- [Exercise description]: From the line containing "Transcribe this image's" to the end of the listing, write out every line exactly; leave out everything else.

--- Begin Given entries ---

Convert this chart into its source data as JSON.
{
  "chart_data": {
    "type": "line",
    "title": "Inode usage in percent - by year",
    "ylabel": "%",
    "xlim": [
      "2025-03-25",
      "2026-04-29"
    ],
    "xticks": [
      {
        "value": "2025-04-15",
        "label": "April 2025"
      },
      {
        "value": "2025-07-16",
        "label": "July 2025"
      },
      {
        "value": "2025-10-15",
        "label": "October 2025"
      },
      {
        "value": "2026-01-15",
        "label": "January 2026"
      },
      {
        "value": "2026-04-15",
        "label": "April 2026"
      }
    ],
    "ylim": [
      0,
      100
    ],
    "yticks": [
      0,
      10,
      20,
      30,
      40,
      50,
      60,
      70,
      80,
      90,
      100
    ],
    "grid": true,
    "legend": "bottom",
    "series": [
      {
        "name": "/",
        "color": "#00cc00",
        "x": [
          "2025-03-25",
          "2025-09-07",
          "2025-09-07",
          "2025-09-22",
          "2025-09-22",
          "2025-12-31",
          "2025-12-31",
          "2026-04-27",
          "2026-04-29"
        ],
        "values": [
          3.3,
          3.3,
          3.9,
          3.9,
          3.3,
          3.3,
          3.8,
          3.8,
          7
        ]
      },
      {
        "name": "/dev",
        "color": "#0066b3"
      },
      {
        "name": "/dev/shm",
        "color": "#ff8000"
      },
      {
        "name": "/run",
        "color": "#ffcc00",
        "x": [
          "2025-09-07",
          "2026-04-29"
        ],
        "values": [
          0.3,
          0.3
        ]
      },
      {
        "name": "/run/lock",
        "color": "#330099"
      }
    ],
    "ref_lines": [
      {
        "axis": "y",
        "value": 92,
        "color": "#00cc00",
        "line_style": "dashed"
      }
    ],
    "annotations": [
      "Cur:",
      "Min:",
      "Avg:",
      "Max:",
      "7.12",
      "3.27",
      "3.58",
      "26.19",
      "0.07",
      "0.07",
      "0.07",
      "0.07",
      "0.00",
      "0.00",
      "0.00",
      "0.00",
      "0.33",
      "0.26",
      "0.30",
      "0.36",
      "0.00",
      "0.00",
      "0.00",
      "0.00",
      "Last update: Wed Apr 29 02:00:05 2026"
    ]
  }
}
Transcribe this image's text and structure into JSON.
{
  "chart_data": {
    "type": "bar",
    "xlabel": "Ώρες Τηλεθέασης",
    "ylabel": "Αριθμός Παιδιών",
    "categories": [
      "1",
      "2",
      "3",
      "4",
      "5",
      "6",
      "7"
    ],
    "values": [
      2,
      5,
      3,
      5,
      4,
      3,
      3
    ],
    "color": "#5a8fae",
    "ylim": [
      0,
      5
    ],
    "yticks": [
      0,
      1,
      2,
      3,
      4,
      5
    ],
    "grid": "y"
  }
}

--- End Given entries ---

- [Expected output]:
Transcribe this image's text and structure into JSON.
{
  "chart_data": {
    "type": "bar",
    "xlabel": "Ώρες Τηλεθέασης",
    "ylabel": "Αριθμός Παιδιών",
    "categories": [
      "1",
      "2",
      "3",
      "4",
      "5",
      "6",
      "7"
    ],
    "values": [
      2,
      5,
      3,
      5,
      4,
      3,
      3
    ],
    "color": "#5a8fae",
    "ylim": [
      0,
      5
    ],
    "yticks": [
      0,
      1,
      2,
      3,
      4,
      5
    ],
    "grid": "y"
  }
}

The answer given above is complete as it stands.